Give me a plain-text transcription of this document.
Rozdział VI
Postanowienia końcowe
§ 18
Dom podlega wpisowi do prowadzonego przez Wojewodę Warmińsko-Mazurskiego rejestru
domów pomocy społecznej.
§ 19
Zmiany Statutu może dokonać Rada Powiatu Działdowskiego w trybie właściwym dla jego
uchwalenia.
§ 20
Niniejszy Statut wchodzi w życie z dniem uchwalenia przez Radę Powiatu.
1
==
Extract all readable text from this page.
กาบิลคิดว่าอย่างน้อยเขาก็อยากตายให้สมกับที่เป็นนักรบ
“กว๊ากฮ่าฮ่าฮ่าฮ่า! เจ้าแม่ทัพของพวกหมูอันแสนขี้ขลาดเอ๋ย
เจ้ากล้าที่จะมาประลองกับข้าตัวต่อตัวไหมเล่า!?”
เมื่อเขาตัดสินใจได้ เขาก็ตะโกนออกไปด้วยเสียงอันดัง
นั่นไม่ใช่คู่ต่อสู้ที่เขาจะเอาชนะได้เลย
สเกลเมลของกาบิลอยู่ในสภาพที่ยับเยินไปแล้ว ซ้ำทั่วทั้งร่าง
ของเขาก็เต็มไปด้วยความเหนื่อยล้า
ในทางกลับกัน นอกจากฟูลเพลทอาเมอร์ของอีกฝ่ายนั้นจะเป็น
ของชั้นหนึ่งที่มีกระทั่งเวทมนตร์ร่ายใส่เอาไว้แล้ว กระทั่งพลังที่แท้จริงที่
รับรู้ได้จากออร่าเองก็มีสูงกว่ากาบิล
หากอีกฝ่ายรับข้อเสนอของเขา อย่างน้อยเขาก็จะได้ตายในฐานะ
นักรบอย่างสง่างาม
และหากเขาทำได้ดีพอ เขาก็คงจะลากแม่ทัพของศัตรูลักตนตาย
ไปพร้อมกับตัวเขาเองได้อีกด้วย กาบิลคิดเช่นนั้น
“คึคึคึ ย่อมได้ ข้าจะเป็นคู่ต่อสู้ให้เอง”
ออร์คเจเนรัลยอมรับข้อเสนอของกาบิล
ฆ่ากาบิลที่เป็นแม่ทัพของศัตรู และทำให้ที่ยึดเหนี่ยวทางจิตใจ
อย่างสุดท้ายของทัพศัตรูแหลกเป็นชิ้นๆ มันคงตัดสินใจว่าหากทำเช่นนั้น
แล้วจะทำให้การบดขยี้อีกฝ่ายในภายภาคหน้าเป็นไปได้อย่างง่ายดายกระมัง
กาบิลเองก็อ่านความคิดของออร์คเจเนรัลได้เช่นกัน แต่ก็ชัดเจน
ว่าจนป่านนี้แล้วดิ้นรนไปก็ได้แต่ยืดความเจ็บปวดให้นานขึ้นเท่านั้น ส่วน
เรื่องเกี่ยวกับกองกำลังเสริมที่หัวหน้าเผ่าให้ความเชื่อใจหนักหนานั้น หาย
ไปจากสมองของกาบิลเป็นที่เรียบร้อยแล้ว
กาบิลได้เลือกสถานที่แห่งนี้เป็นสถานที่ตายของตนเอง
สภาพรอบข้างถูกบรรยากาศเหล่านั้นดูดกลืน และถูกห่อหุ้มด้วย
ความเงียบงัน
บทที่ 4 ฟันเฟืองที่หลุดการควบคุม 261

**Exercise task:** Scan the lines for the string "ากาบ". Copy out each line that matches.

**The completed task:**
รับรู้ได้จากออร่าเองก็มีสูงกว่ากาบิล
ฆ่ากาบิลที่เป็นแม่ทัพของศัตรู และทำให้ที่ยึดเหนี่ยวทางจิตใจ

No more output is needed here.